* begin EXCERPTED TEXT *

FIG. 2 b shows an alternative to the progress illustrated in FIG. 2 a, wherein the conversion server 103 transmits progress information to the requesting client computer 101 in a step 203 b after receiving the request in step 203 and before requesting the web page in step 204.
Turning now to FIG. 3, an exemplary user interface 300 of a web browser running on the client computer 101 is shown. The user interface includes a number of controls that are well known in the art and that for the sake of brevity will not be discussed, including such elements as toolbar buttons and menus. In addition the user interface may include an address field 301 wherein the address, or URL, of a web site may be entered. When such a URL is entered, the web browser may cause a HTTP request to be sent to the server defined as part of the URL, requesting the relevant resource, as explained above.
When a resource such as a web page has been received by the web browser in response to a HTTP request, the web page may be displayed in a web browser window 302. An exemplary web page is illustrated in FIG. 3, including a number of elements that have been included by a web designer or author. A first element may be a headline 303, followed by an introduction 304 and body text 305. Additional elements may include an image 306 and a banner advertisement 307. Images and advertisements may be static images or animated or interactive elements.
Consistent with embodiments of the invention, the example in FIG. 3 includes three conversion links included by the web page author. Each conversion link may represent one type of conversion. For example, a link labeled “print” 308 may represent a print conversion, and a link labeled “summary” may represent a summary conversion 309. A third link may represent a conversion to a well known file format known as Portable Document Format, but most often referred to as PDF.
When a user wants to perform a web page conversion, he/she follows the link by clicking on it using an input device such as a mouse, which may be represented on the display as a mouse pointer 311. As a result, a normal HTTP request is sent to a conversion server identified by the link. The conversion server looks at the ‘Referer’ header in the HTTP request to determine the URL of the web page that the user wants to convert. The conversion server fetches this web page (including text, images and other resources) through the HTTP protocol, converts it according to the type of conversion, and returns the converted page as a response to the initial HTTP request. While the user waits for the conversion to take place, he/she may be shown progress information (e.g. a progress bar or advertising). The converted page can be in a different format from the originating web page. For example, the originating web page can be an HTML page, and the returned page can be a PDF document, a WML page, or a JPEG image.

* end EXCERPTED TEXT *

_WHAT YOU ARE ASKED TO DO_:
Pick up the passage on converting web pages through conversion links and carry it on from its final sentence.

* begin RECORDS SHOWN *

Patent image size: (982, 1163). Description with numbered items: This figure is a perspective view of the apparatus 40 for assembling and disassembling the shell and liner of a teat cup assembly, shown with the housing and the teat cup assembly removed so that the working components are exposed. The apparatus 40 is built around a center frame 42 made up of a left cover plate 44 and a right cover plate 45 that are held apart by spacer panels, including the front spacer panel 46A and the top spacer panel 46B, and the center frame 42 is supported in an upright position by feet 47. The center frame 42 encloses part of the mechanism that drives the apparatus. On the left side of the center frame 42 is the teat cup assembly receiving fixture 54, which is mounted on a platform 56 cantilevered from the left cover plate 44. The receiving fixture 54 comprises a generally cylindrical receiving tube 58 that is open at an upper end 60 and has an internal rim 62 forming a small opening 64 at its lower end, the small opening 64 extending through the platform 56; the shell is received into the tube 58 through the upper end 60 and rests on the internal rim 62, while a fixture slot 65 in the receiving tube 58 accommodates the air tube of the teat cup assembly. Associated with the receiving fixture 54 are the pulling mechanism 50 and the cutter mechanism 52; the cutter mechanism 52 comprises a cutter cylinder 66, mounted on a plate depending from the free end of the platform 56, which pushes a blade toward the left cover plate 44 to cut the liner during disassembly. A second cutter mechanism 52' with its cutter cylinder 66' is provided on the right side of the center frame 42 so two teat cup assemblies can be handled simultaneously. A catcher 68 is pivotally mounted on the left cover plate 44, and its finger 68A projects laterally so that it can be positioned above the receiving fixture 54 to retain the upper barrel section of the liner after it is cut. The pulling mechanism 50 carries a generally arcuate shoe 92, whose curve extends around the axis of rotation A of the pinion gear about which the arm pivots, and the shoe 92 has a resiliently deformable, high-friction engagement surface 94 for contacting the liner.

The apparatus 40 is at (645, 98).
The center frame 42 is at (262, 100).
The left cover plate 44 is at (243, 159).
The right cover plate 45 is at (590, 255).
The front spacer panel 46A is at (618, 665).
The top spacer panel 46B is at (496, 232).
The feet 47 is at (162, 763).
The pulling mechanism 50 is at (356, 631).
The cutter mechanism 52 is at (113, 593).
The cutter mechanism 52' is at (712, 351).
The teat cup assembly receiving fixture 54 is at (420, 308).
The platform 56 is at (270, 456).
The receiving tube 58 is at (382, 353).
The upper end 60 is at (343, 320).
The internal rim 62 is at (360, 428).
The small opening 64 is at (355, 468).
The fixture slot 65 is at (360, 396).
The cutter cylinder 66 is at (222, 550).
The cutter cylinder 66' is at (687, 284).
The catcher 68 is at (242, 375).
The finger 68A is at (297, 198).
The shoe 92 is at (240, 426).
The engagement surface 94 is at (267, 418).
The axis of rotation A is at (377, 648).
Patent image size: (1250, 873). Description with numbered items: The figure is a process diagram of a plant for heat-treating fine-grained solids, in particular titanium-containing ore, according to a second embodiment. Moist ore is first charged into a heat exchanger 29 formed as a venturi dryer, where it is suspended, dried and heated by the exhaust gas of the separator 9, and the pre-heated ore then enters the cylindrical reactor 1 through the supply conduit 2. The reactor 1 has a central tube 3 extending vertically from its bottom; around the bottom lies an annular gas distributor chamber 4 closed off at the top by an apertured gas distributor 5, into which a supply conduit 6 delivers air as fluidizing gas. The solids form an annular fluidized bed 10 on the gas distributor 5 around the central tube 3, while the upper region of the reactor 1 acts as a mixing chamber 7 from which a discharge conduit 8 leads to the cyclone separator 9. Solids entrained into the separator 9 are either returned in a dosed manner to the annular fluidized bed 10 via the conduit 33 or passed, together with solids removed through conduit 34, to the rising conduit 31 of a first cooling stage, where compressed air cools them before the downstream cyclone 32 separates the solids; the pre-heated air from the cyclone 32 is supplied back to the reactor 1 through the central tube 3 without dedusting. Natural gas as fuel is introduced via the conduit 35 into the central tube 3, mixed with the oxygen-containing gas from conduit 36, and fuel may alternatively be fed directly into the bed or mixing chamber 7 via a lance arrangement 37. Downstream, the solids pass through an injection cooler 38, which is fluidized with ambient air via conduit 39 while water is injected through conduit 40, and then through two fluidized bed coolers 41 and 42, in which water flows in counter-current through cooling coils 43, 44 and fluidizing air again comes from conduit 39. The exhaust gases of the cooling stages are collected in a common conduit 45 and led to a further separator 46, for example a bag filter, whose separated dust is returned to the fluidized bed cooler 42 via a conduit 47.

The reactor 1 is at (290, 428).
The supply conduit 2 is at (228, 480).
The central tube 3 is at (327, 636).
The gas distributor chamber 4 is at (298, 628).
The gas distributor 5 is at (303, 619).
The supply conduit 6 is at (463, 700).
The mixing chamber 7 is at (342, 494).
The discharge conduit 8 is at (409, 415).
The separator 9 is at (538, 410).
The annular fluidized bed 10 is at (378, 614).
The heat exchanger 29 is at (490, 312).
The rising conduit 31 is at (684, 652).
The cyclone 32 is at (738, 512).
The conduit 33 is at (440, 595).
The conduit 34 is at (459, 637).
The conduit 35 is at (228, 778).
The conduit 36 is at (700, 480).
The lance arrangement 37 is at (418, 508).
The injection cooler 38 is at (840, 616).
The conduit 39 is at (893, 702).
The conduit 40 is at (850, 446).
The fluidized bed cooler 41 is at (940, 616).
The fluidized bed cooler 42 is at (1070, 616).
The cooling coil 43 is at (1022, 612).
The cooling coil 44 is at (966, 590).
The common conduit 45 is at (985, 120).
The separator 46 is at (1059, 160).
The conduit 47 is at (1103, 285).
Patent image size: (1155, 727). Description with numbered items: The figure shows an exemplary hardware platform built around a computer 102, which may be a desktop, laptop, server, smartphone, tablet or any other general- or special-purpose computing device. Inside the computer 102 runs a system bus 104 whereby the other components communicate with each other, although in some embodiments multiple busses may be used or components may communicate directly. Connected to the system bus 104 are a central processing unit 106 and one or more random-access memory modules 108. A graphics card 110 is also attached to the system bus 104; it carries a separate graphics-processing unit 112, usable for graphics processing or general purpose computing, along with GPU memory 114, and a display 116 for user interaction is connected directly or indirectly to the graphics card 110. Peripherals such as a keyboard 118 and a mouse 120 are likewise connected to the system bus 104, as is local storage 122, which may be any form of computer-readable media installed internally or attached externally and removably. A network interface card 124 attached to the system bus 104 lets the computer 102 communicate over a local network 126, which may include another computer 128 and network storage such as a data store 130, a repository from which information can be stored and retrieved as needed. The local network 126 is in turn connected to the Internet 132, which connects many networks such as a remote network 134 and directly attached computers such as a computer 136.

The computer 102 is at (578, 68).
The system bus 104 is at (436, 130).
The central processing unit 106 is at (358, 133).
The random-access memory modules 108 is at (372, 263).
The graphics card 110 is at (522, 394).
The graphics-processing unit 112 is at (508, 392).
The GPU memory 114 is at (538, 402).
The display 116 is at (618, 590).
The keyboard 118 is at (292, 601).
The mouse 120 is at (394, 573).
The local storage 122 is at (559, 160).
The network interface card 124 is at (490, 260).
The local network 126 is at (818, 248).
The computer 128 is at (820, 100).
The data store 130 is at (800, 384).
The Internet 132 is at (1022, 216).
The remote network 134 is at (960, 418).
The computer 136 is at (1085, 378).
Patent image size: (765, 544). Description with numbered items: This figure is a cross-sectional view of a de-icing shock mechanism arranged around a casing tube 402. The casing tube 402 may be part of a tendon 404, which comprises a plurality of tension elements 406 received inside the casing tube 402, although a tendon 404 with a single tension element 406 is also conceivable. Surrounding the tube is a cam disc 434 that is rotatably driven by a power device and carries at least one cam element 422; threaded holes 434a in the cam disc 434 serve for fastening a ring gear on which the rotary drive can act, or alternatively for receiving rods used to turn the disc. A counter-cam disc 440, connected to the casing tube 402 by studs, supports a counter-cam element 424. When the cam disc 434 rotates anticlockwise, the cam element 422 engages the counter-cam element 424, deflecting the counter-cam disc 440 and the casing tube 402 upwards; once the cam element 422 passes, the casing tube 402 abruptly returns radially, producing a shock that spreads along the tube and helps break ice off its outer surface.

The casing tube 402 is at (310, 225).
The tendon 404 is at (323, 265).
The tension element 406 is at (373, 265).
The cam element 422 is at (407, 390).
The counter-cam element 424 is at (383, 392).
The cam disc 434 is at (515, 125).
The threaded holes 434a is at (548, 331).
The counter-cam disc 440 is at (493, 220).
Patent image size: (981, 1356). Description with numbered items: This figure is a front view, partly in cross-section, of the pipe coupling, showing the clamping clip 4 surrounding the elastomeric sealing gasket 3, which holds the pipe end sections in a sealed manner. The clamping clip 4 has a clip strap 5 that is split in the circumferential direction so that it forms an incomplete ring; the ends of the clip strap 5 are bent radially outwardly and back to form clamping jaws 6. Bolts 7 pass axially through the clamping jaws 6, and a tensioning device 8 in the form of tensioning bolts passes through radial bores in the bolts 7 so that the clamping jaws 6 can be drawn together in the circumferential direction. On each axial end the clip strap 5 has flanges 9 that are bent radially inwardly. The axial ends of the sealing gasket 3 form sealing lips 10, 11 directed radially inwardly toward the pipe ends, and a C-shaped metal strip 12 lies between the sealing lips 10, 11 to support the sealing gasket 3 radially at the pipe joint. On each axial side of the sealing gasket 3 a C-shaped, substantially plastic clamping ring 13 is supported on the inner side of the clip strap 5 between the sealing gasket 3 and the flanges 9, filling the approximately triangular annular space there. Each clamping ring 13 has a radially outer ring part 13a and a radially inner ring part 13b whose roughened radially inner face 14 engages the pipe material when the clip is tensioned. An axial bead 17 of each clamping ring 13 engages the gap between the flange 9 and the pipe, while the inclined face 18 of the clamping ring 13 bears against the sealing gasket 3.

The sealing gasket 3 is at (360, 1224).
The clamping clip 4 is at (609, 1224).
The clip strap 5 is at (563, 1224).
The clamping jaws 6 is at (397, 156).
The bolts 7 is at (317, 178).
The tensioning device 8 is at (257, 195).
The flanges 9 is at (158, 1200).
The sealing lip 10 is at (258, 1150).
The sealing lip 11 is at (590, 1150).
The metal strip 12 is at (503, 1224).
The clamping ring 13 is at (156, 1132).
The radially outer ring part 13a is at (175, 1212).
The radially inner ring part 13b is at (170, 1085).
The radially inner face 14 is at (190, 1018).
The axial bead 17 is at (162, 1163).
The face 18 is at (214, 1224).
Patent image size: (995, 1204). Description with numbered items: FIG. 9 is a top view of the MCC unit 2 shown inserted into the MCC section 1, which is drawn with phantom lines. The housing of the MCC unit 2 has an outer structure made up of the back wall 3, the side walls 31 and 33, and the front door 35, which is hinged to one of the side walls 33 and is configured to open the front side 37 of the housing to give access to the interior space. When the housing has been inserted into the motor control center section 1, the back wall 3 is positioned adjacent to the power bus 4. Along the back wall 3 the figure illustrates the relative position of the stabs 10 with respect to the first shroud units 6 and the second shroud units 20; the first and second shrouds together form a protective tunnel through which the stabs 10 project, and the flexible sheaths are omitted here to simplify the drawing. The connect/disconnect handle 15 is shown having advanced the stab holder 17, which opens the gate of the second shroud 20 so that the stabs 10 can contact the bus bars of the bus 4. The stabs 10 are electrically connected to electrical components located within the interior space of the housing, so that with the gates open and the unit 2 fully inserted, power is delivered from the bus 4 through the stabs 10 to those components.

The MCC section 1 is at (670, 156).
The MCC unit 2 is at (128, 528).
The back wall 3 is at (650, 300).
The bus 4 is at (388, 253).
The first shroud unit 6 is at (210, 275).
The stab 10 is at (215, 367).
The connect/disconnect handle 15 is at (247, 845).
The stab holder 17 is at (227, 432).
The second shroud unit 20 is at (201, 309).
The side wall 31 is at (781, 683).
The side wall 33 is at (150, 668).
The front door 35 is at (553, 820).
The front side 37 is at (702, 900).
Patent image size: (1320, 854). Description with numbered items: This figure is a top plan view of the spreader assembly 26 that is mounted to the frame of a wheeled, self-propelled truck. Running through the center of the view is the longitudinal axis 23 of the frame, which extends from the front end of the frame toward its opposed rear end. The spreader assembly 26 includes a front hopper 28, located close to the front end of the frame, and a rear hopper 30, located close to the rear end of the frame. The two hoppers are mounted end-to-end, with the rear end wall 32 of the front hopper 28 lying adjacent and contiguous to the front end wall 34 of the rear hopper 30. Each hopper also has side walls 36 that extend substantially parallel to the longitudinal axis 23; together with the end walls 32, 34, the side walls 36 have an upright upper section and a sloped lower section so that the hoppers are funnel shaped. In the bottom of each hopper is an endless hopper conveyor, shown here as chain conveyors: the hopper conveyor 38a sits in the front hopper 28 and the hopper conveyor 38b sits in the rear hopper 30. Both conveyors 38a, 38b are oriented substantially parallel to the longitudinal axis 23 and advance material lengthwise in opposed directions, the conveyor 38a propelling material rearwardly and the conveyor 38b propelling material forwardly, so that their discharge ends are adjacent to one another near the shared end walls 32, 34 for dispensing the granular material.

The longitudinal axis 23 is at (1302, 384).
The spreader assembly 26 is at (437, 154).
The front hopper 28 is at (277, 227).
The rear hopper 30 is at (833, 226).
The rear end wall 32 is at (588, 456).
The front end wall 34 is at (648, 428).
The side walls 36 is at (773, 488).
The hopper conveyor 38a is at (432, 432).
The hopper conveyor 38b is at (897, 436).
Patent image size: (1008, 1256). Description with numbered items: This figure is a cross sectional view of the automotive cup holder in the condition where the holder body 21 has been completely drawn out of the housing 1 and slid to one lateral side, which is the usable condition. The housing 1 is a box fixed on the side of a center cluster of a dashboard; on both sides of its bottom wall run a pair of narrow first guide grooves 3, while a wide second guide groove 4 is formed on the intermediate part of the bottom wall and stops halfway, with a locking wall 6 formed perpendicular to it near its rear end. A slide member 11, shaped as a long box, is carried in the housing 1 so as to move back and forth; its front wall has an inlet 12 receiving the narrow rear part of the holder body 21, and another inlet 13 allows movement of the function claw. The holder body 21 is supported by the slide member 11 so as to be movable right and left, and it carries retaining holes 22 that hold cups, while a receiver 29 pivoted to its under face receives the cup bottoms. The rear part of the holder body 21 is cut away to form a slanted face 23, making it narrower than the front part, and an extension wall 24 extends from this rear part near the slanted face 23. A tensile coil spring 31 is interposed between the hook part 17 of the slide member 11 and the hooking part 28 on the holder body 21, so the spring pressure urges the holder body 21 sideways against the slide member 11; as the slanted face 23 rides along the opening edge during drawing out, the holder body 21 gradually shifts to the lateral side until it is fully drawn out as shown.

* end RECORDS SHOWN *

_TASK OUTPUT_:
An example of HTML code that may represent the three links illustrated in FIG. 3 may read in part as follows:
|<a href=“http://www.conversionserver.com/print.cgi”>Print</a> |
|<a href=“http://www.conversionserver.com/summary.cgi”>Summary</a> |
|<a href=“http://www.conversionserver.com/pdf.cgi”>PDF</a> |
where print.cgi, summary.cgi and pdf.cgi may refer to three different conversion programs residing on the server referenced by www.conversionserver.com. According to an example consistent with embodiments of the invention, the first program, print.cgi, may convert HTML documents and embedded content such as images to a format suitable for printing, for example encapsulated post script, or EPS. Optionally, the program may remove information that is not relevant to a version printed on paper, such as the conversion links 308
The second program, summary.cgi, may take only the HTML document itself as input, ignoring images and banners, and removing such information as body text and links, e.g. based on HTML tags. According to such an example a summary of the web page illustrated in FIG. 3 would retain only the headline 303 and the introduction 304.
The third program, identified as pdf.cgi, may convert the web page to a PDF file. Again the conversion program may remove irrelevant information, such as the conversion links and the banner ad, while text and images are retained.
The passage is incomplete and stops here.